• **Set exercise**
Copy each line that holds "Presidente".
....................
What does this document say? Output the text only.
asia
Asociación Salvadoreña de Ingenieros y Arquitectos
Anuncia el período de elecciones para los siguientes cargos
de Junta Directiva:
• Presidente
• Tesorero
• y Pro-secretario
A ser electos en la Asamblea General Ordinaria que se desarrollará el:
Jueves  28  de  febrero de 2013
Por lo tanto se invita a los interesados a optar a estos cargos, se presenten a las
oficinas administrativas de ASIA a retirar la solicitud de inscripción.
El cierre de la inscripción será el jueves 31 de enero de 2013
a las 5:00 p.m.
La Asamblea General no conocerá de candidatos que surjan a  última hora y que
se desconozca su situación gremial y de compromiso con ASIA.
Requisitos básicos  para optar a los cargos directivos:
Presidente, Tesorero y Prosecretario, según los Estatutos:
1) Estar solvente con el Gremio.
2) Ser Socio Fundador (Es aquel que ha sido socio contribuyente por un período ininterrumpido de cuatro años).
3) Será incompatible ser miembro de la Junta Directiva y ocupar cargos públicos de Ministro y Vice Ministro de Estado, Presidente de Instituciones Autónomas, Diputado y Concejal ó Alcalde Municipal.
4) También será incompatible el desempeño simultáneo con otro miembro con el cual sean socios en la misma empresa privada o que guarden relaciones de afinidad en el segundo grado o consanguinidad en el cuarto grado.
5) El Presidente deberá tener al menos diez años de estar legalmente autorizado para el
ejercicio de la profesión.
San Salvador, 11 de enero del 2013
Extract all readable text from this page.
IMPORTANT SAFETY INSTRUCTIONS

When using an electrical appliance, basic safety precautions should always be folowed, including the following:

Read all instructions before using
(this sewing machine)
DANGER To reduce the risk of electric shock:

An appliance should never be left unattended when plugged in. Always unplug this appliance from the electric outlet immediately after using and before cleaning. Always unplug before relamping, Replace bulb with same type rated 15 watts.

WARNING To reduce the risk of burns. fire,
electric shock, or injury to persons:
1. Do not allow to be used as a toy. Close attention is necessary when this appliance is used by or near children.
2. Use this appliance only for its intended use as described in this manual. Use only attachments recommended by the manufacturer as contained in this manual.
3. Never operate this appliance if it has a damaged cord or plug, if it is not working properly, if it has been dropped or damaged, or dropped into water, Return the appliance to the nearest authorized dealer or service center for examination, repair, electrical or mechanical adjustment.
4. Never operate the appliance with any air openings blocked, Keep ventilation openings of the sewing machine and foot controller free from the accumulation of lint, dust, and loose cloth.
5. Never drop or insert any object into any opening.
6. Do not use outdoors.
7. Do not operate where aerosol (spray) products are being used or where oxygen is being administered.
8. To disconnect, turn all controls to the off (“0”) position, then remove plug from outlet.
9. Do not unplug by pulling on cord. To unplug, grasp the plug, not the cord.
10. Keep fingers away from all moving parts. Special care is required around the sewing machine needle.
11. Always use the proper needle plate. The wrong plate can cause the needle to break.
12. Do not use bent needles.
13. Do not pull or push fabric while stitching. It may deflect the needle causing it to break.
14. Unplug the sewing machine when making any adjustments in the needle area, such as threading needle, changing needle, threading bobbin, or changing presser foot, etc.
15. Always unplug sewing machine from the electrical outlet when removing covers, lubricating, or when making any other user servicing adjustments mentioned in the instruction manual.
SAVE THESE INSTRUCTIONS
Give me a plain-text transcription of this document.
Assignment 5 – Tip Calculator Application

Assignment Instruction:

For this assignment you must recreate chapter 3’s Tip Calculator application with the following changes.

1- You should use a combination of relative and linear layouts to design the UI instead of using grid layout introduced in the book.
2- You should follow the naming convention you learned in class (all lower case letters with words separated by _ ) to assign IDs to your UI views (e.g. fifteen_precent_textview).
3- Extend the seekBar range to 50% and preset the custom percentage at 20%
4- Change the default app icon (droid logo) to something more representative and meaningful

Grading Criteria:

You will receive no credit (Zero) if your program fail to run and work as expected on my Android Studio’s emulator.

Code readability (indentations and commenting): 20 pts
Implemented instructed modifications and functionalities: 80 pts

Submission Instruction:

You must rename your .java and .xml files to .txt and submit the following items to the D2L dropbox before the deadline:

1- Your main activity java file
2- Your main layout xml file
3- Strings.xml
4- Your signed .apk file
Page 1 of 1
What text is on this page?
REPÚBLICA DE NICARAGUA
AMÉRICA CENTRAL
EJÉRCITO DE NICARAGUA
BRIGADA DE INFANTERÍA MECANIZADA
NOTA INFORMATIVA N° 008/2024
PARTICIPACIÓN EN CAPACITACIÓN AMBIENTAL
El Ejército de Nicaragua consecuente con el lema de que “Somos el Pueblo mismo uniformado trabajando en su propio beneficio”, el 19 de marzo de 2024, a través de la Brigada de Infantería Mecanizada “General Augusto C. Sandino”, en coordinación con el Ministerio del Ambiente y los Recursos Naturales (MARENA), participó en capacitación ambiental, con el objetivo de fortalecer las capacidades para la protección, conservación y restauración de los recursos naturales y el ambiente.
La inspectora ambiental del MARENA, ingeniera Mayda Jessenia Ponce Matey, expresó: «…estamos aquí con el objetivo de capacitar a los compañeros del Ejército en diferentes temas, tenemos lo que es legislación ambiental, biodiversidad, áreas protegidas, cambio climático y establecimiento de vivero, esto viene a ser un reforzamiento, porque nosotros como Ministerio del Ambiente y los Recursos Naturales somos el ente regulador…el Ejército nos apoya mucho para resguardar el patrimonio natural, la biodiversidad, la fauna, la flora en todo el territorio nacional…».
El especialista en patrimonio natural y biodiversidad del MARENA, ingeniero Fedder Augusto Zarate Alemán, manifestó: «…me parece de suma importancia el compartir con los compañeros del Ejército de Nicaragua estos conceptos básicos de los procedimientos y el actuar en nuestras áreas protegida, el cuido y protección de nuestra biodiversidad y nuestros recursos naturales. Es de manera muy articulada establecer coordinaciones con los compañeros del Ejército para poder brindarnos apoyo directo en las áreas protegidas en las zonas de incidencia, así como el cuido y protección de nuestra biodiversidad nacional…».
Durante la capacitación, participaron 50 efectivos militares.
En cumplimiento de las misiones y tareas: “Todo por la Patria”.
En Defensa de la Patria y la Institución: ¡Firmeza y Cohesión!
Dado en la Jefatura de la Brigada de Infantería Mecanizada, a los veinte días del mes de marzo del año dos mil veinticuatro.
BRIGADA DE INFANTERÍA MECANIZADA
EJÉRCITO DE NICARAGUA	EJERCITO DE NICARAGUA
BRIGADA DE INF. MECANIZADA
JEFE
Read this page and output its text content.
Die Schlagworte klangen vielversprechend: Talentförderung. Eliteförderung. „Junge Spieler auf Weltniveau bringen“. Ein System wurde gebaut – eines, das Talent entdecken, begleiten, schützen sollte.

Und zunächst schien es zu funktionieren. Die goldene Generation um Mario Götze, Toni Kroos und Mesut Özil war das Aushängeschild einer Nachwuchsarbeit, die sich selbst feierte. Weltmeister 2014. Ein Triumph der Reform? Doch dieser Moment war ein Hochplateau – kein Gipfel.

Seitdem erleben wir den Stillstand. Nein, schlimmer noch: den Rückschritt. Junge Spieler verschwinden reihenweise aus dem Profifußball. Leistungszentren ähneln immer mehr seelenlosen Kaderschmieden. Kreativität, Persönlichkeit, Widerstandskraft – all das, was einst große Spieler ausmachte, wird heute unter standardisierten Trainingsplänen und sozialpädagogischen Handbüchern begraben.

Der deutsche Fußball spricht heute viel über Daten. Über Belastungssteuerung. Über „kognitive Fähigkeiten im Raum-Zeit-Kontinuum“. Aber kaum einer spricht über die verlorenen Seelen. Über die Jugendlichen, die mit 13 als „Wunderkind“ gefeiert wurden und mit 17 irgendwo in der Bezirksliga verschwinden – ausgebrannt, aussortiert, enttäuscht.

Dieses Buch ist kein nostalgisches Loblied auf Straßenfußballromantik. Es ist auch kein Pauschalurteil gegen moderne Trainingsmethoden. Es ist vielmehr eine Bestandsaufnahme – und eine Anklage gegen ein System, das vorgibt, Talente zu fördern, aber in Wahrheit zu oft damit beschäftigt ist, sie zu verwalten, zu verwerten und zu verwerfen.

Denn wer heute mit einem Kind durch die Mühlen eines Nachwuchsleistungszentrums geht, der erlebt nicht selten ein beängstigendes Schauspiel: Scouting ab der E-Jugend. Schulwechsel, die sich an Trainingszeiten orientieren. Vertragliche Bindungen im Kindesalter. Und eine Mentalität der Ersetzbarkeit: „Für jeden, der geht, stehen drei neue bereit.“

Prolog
....................
• **Solution below**
• Presidente
Presidente, Tesorero y Prosecretario, según los Estatutos:
3) Será incompatible ser miembro de la Junta Directiva y ocupar cargos públicos de Ministro y Vice Ministro de Estado, Presidente de Instituciones Autónomas, Diputado y Concejal ó Alcalde Municipal.
5) El Presidente deberá tener al menos diez años de estar legalmente autorizado para el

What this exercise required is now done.